TO DO: Print the data that follows exactly.

** Begin **

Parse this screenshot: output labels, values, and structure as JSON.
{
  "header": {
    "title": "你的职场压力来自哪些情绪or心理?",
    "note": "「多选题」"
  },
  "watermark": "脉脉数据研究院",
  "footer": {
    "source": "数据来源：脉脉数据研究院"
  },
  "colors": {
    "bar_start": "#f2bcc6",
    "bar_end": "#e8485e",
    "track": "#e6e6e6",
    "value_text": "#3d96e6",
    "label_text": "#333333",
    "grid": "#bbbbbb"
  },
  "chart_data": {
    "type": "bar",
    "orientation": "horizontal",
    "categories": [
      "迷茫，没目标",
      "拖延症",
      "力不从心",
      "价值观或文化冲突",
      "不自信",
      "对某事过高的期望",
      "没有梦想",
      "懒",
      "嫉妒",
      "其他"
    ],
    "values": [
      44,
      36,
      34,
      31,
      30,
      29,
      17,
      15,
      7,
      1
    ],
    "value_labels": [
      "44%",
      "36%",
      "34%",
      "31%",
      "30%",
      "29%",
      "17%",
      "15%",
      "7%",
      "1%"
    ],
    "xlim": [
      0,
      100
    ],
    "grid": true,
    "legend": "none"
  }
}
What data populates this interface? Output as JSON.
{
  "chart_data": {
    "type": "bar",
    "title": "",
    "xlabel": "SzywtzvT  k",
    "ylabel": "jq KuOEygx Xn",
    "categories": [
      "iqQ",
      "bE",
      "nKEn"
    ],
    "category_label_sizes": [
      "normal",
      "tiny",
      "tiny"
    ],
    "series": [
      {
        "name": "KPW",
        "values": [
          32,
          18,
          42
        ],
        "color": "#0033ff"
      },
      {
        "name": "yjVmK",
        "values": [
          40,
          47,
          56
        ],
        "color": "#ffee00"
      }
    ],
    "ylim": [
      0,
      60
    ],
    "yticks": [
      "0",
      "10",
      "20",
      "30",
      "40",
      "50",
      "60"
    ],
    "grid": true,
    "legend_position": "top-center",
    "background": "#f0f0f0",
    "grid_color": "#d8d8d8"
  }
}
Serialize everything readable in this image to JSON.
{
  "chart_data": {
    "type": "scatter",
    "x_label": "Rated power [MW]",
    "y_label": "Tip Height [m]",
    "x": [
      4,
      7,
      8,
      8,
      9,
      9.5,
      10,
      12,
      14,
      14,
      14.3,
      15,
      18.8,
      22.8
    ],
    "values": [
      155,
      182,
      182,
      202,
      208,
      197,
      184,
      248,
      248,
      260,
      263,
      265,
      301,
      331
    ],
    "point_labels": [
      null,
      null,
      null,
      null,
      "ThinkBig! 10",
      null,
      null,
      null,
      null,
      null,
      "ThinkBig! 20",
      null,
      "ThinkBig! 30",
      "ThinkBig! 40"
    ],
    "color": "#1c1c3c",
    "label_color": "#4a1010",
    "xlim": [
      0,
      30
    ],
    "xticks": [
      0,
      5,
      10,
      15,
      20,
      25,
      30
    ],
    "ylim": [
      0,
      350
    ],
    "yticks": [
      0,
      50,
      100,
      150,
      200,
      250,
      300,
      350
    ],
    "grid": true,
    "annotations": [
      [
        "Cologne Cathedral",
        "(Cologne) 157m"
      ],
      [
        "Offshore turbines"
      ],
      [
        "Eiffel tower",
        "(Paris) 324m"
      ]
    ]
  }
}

** End **

THE RESPONSE:
Parse this screenshot: output labels, values, and structure as JSON.
{
  "header": {
    "title": "你的职场压力来自哪些情绪or心理?",
    "note": "「多选题」"
  },
  "watermark": "脉脉数据研究院",
  "footer": {
    "source": "数据来源：脉脉数据研究院"
  },
  "colors": {
    "bar_start": "#f2bcc6",
    "bar_end": "#e8485e",
    "track": "#e6e6e6",
    "value_text": "#3d96e6",
    "label_text": "#333333",
    "grid": "#bbbbbb"
  },
  "chart_data": {
    "type": "bar",
    "orientation": "horizontal",
    "categories": [
      "迷茫，没目标",
      "拖延症",
      "力不从心",
      "价值观或文化冲突",
      "不自信",
      "对某事过高的期望",
      "没有梦想",
      "懒",
      "嫉妒",
      "其他"
    ],
    "values": [
      44,
      36,
      34,
      31,
      30,
      29,
      17,
      15,
      7,
      1
    ],
    "value_labels": [
      "44%",
      "36%",
      "34%",
      "31%",
      "30%",
      "29%",
      "17%",
      "15%",
      "7%",
      "1%"
    ],
    "xlim": [
      0,
      100
    ],
    "grid": true,
    "legend": "none"
  }
}
What data populates this interface? Output as JSON.
{
  "chart_data": {
    "type": "bar",
    "title": "",
    "xlabel": "SzywtzvT  k",
    "ylabel": "jq KuOEygx Xn",
    "categories": [
      "iqQ",
      "bE",
      "nKEn"
    ],
    "category_label_sizes": [
      "normal",
      "tiny",
      "tiny"
    ],
    "series": [
      {
        "name": "KPW",
        "values": [
          32,
          18,
          42
        ],
        "color": "#0033ff"
      },
      {
        "name": "yjVmK",
        "values": [
          40,
          47,
          56
        ],
        "color": "#ffee00"
      }
    ],
    "ylim": [
      0,
      60
    ],
    "yticks": [
      "0",
      "10",
      "20",
      "30",
      "40",
      "50",
      "60"
    ],
    "grid": true,
    "legend_position": "top-center",
    "background": "#f0f0f0",
    "grid_color": "#d8d8d8"
  }
}
Serialize everything readable in this image to JSON.
{
  "chart_data": {
    "type": "scatter",
    "x_label": "Rated power [MW]",
    "y_label": "Tip Height [m]",
    "x": [
      4,
      7,
      8,
      8,
      9,
      9.5,
      10,
      12,
      14,
      14,
      14.3,
      15,
      18.8,
      22.8
    ],
    "values": [
      155,
      182,
      182,
      202,
      208,
      197,
      184,
      248,
      248,
      260,
      263,
      265,
      301,
      331
    ],
    "point_labels": [
      null,
      null,
      null,
      null,
      "ThinkBig! 10",
      null,
      null,
      null,
      null,
      null,
      "ThinkBig! 20",
      null,
      "ThinkBig! 30",
      "ThinkBig! 40"
    ],
    "color": "#1c1c3c",
    "label_color": "#4a1010",
    "xlim": [
      0,
      30
    ],
    "xticks": [
      0,
      5,
      10,
      15,
      20,
      25,
      30
    ],
    "ylim": [
      0,
      350
    ],
    "yticks": [
      0,
      50,
      100,
      150,
      200,
      250,
      300,
      350
    ],
    "grid": true,
    "annotations": [
      [
        "Cologne Cathedral",
        "(Cologne) 157m"
      ],
      [
        "Offshore turbines"
      ],
      [
        "Eiffel tower",
        "(Paris) 324m"
      ]
    ]
  }
}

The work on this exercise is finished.